# TO DO
Copy every line that mentions the word "JSON".

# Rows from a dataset
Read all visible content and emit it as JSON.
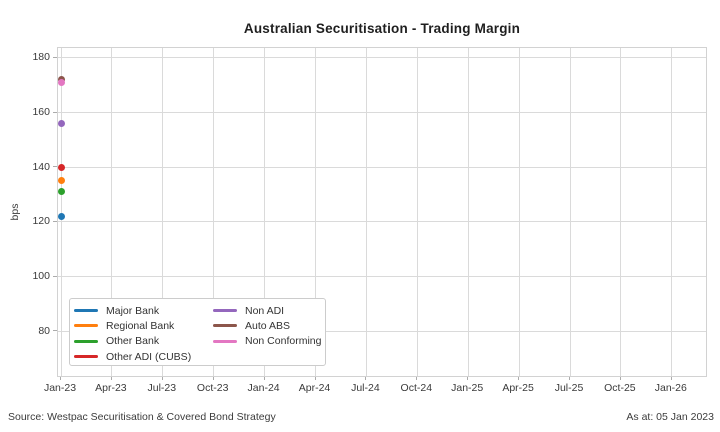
{
  "chart_data": {
    "type": "scatter",
    "title": "Australian Securitisation - Trading Margin",
    "xlabel": "",
    "ylabel": "bps",
    "x_tick_labels": [
      "Jan-23",
      "Apr-23",
      "Jul-23",
      "Oct-23",
      "Jan-24",
      "Apr-24",
      "Jul-24",
      "Oct-24",
      "Jan-25",
      "Apr-25",
      "Jul-25",
      "Oct-25",
      "Jan-26"
    ],
    "y_ticks": [
      80,
      100,
      120,
      140,
      160,
      180
    ],
    "ylim": [
      63.6,
      183.6
    ],
    "grid": true,
    "legend_position": "lower left",
    "legend_columns": [
      4,
      3
    ],
    "series": [
      {
        "name": "Major Bank",
        "color": "#1f77b4",
        "x": "Jan-23",
        "value": 122
      },
      {
        "name": "Regional Bank",
        "color": "#ff7f0e",
        "x": "Jan-23",
        "value": 135
      },
      {
        "name": "Other Bank",
        "color": "#2ca02c",
        "x": "Jan-23",
        "value": 131
      },
      {
        "name": "Other ADI (CUBS)",
        "color": "#d62728",
        "x": "Jan-23",
        "value": 140
      },
      {
        "name": "Non ADI",
        "color": "#9467bd",
        "x": "Jan-23",
        "value": 156
      },
      {
        "name": "Auto ABS",
        "color": "#8c564b",
        "x": "Jan-23",
        "value": 172
      },
      {
        "name": "Non Conforming",
        "color": "#e377c2",
        "x": "Jan-23",
        "value": 171
      }
    ]
  },
  "footer": {
    "source": "Source: Westpac Securitisation & Covered Bond Strategy",
    "as_at": "As at: 05 Jan 2023"
  }
}
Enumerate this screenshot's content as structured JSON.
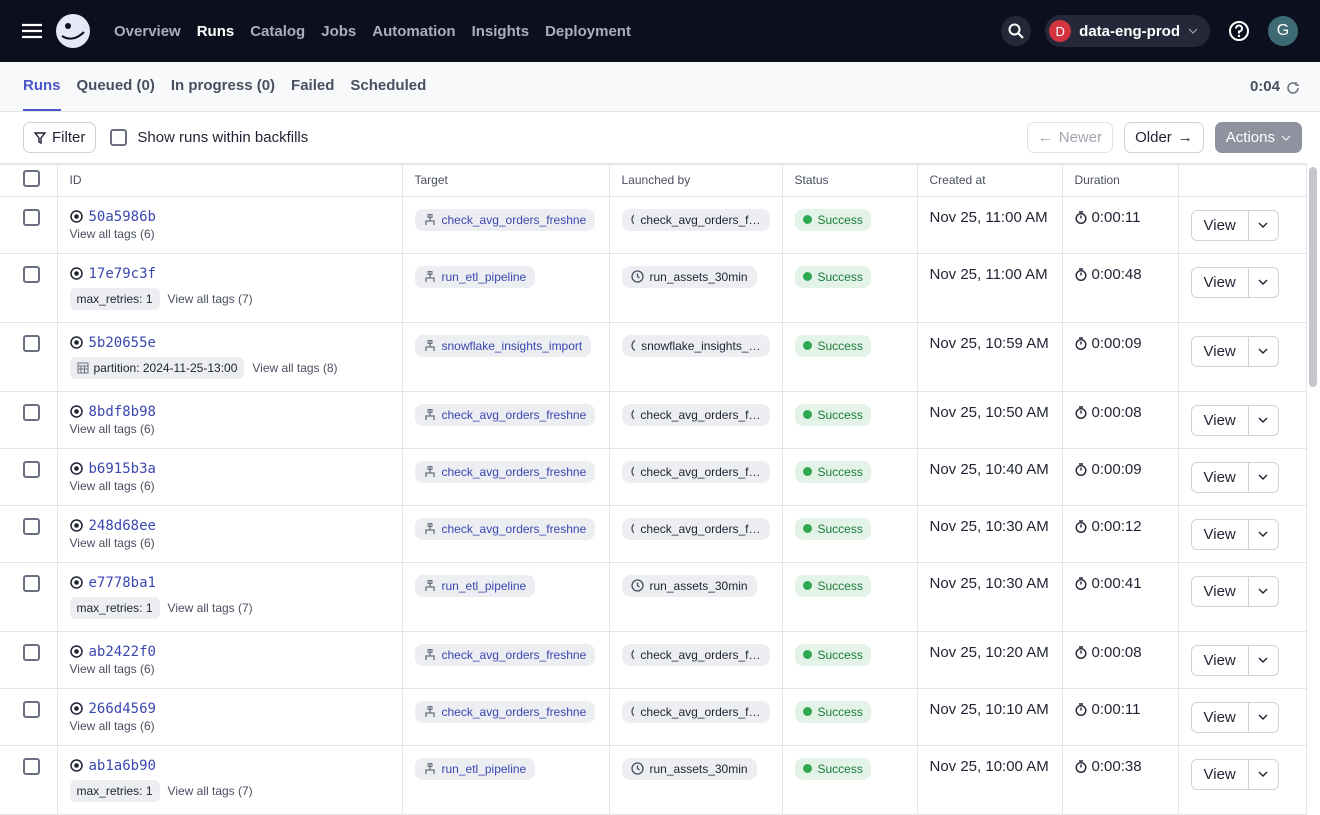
{
  "nav": {
    "links": [
      "Overview",
      "Runs",
      "Catalog",
      "Jobs",
      "Automation",
      "Insights",
      "Deployment"
    ],
    "active": 1,
    "deployment": {
      "initial": "D",
      "name": "data-eng-prod"
    },
    "user_initial": "G"
  },
  "tabs": {
    "items": [
      "Runs",
      "Queued (0)",
      "In progress (0)",
      "Failed",
      "Scheduled"
    ],
    "active": 0,
    "refresh_timer": "0:04"
  },
  "toolbar": {
    "filter": "Filter",
    "backfills_toggle": "Show runs within backfills",
    "newer": "Newer",
    "older": "Older",
    "actions": "Actions"
  },
  "table": {
    "columns": [
      "ID",
      "Target",
      "Launched by",
      "Status",
      "Created at",
      "Duration"
    ],
    "row_action": "View",
    "rows": [
      {
        "id": "50a5986b",
        "tags": [],
        "view_all_tags": "View all tags (6)",
        "target": "check_avg_orders_freshne",
        "launched_by": "check_avg_orders_f…",
        "status": "Success",
        "created_at": "Nov 25, 11:00 AM",
        "duration": "0:00:11"
      },
      {
        "id": "17e79c3f",
        "tags": [
          "max_retries: 1"
        ],
        "view_all_tags": "View all tags (7)",
        "target": "run_etl_pipeline",
        "launched_by": "run_assets_30min",
        "status": "Success",
        "created_at": "Nov 25, 11:00 AM",
        "duration": "0:00:48"
      },
      {
        "id": "5b20655e",
        "tags": [
          "partition: 2024-11-25-13:00"
        ],
        "view_all_tags": "View all tags (8)",
        "target": "snowflake_insights_import",
        "launched_by": "snowflake_insights_…",
        "status": "Success",
        "created_at": "Nov 25, 10:59 AM",
        "duration": "0:00:09"
      },
      {
        "id": "8bdf8b98",
        "tags": [],
        "view_all_tags": "View all tags (6)",
        "target": "check_avg_orders_freshne",
        "launched_by": "check_avg_orders_f…",
        "status": "Success",
        "created_at": "Nov 25, 10:50 AM",
        "duration": "0:00:08"
      },
      {
        "id": "b6915b3a",
        "tags": [],
        "view_all_tags": "View all tags (6)",
        "target": "check_avg_orders_freshne",
        "launched_by": "check_avg_orders_f…",
        "status": "Success",
        "created_at": "Nov 25, 10:40 AM",
        "duration": "0:00:09"
      },
      {
        "id": "248d68ee",
        "tags": [],
        "view_all_tags": "View all tags (6)",
        "target": "check_avg_orders_freshne",
        "launched_by": "check_avg_orders_f…",
        "status": "Success",
        "created_at": "Nov 25, 10:30 AM",
        "duration": "0:00:12"
      },
      {
        "id": "e7778ba1",
        "tags": [
          "max_retries: 1"
        ],
        "view_all_tags": "View all tags (7)",
        "target": "run_etl_pipeline",
        "launched_by": "run_assets_30min",
        "status": "Success",
        "created_at": "Nov 25, 10:30 AM",
        "duration": "0:00:41"
      },
      {
        "id": "ab2422f0",
        "tags": [],
        "view_all_tags": "View all tags (6)",
        "target": "check_avg_orders_freshne",
        "launched_by": "check_avg_orders_f…",
        "status": "Success",
        "created_at": "Nov 25, 10:20 AM",
        "duration": "0:00:08"
      },
      {
        "id": "266d4569",
        "tags": [],
        "view_all_tags": "View all tags (6)",
        "target": "check_avg_orders_freshne",
        "launched_by": "check_avg_orders_f…",
        "status": "Success",
        "created_at": "Nov 25, 10:10 AM",
        "duration": "0:00:11"
      },
      {
        "id": "ab1a6b90",
        "tags": [
          "max_retries: 1"
        ],
        "view_all_tags": "View all tags (7)",
        "target": "run_etl_pipeline",
        "launched_by": "run_assets_30min",
        "status": "Success",
        "created_at": "Nov 25, 10:00 AM",
        "duration": "0:00:38"
      }
    ]
  }
}
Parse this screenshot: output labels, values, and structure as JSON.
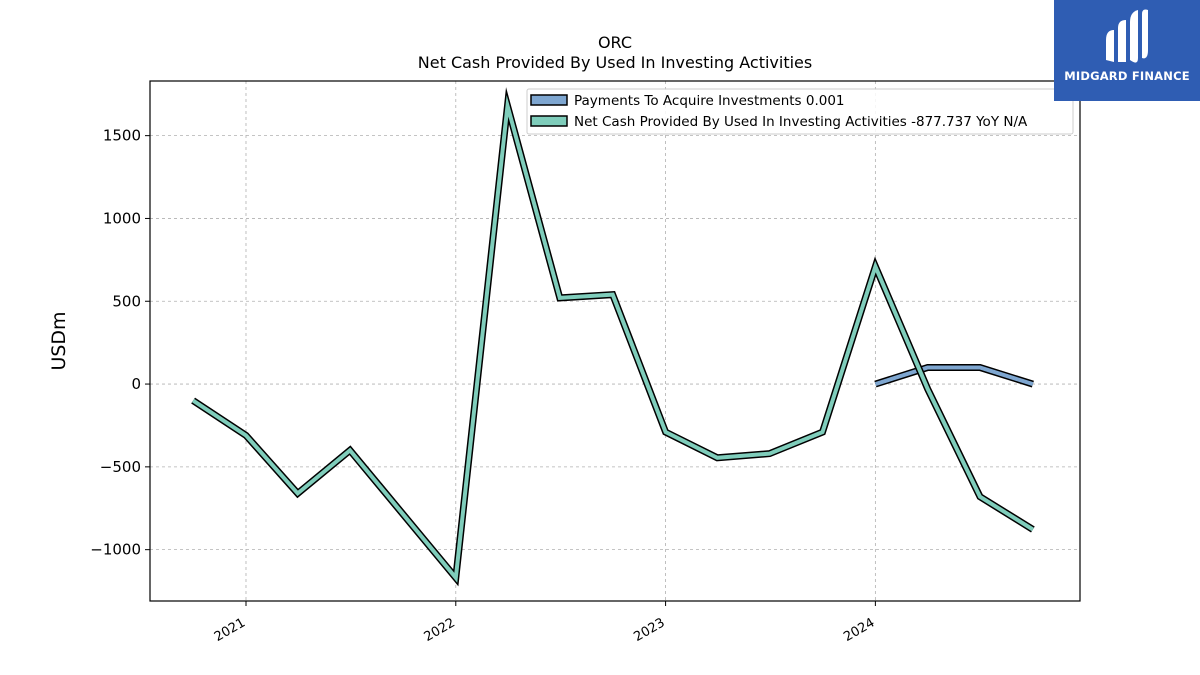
{
  "brand": {
    "logo_text": "MIDGARD FINANCE",
    "background_color": "#2f5db3"
  },
  "chart_data": {
    "type": "line",
    "title": "ORC",
    "subtitle": "Net Cash Provided By Used In Investing Activities",
    "xlabel": "",
    "ylabel": "USDm",
    "ylim": [
      -1310,
      1830
    ],
    "xlim": [
      "2020-07-18",
      "2024-12-22"
    ],
    "yticks": [
      -1000,
      -500,
      0,
      500,
      1000,
      1500
    ],
    "ytick_labels": [
      "−1000",
      "−500",
      "0",
      "500",
      "1000",
      "1500"
    ],
    "xticks": [
      "2021-01-01",
      "2022-01-01",
      "2023-01-01",
      "2024-01-01"
    ],
    "xtick_labels": [
      "2021",
      "2022",
      "2023",
      "2024"
    ],
    "grid": true,
    "legend_position": "top-right",
    "series": [
      {
        "name": "Payments To Acquire Investments",
        "legend_label": "Payments To Acquire Investments  0.001",
        "color": "#7ea6d0",
        "x": [
          "2024-01-01",
          "2024-04-01",
          "2024-07-01",
          "2024-10-01"
        ],
        "values": [
          0,
          100,
          100,
          0
        ]
      },
      {
        "name": "Net Cash Provided By Used In Investing Activities",
        "legend_label": "Net Cash Provided By Used In Investing Activities  -877.737 YoY N/A",
        "color": "#7fcdbb",
        "x": [
          "2020-10-01",
          "2021-01-01",
          "2021-04-01",
          "2021-07-01",
          "2022-01-01",
          "2022-04-01",
          "2022-07-01",
          "2022-10-01",
          "2023-01-01",
          "2023-04-01",
          "2023-07-01",
          "2023-10-01",
          "2024-01-01",
          "2024-04-01",
          "2024-07-01",
          "2024-10-01"
        ],
        "values": [
          -100,
          -310,
          -660,
          -400,
          -1170,
          1680,
          520,
          540,
          -290,
          -445,
          -420,
          -290,
          710,
          -30,
          -680,
          -878
        ]
      }
    ]
  }
}
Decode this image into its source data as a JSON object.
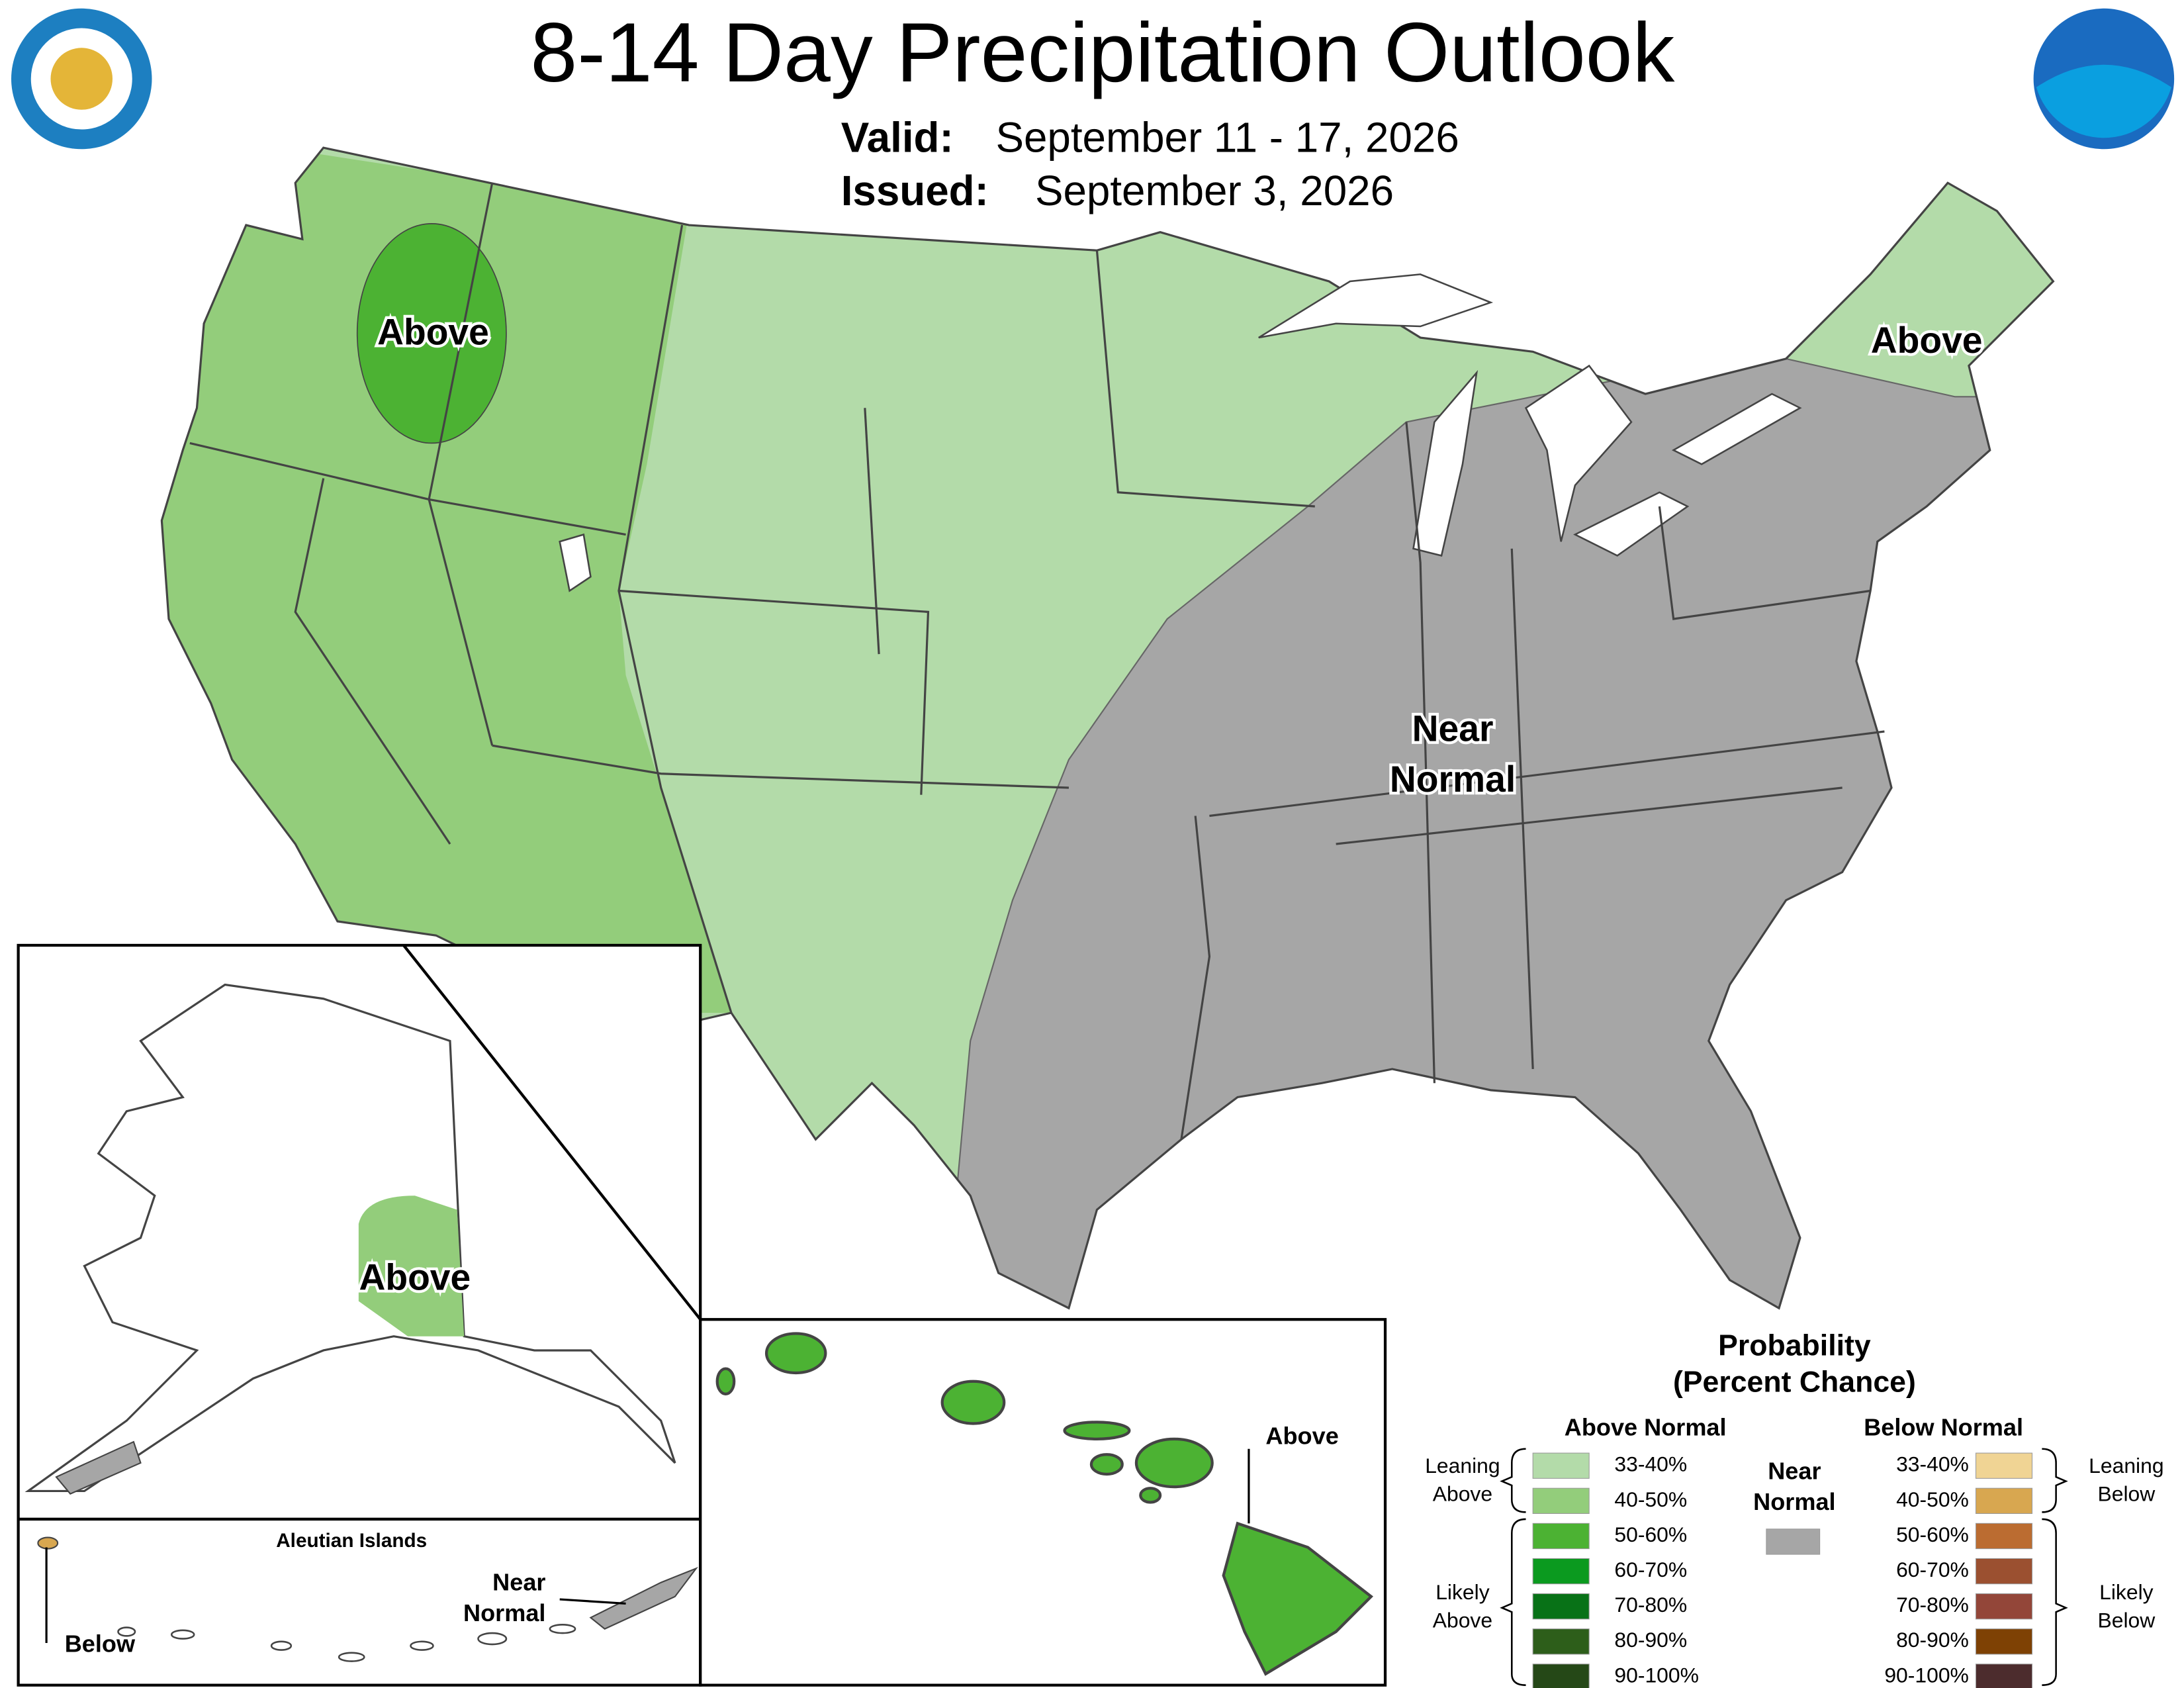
{
  "header": {
    "title": "8-14 Day Precipitation Outlook",
    "valid_label": "Valid:",
    "valid": "September 11 - 17, 2026",
    "issued_label": "Issued:",
    "issued": "September 3, 2026"
  },
  "conus": {
    "northwest_label": "Above",
    "northeast_label": "Above",
    "east_label": [
      "Near",
      "Normal"
    ]
  },
  "alaska": {
    "label": "Above"
  },
  "aleutians": {
    "title": "Aleutian Islands",
    "below_label": "Below",
    "near_label": [
      "Near",
      "Normal"
    ]
  },
  "hawaii": {
    "label": "Above"
  },
  "legend": {
    "title": [
      "Probability",
      "(Percent Chance)"
    ],
    "above_header": "Above Normal",
    "below_header": "Below Normal",
    "above": [
      {
        "label": "33-40%",
        "color": "#b3dba9"
      },
      {
        "label": "40-50%",
        "color": "#93cd7b"
      },
      {
        "label": "50-60%",
        "color": "#4cb233"
      },
      {
        "label": "60-70%",
        "color": "#0b9a1f"
      },
      {
        "label": "70-80%",
        "color": "#087217"
      },
      {
        "label": "80-90%",
        "color": "#2d5e1a"
      },
      {
        "label": "90-100%",
        "color": "#254817"
      }
    ],
    "below": [
      {
        "label": "33-40%",
        "color": "#f0d494"
      },
      {
        "label": "40-50%",
        "color": "#d8a750"
      },
      {
        "label": "50-60%",
        "color": "#bb6c31"
      },
      {
        "label": "60-70%",
        "color": "#9b5030"
      },
      {
        "label": "70-80%",
        "color": "#934639"
      },
      {
        "label": "80-90%",
        "color": "#7e4104"
      },
      {
        "label": "90-100%",
        "color": "#4c2c2d"
      }
    ],
    "near_normal": {
      "label": [
        "Near",
        "Normal"
      ],
      "color": "#a6a6a6"
    },
    "leaning_above": [
      "Leaning",
      "Above"
    ],
    "likely_above": [
      "Likely",
      "Above"
    ],
    "leaning_below": [
      "Leaning",
      "Below"
    ],
    "likely_below": [
      "Likely",
      "Below"
    ]
  }
}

# RESPONSE TO THIS EXERCISE
Read all visible content and emit it as JSON.
Enumerate this screenshot's content as structured JSON.
Parse this screenshot: output labels, values, and structure as JSON.
Decode this image into its source data as a JSON object.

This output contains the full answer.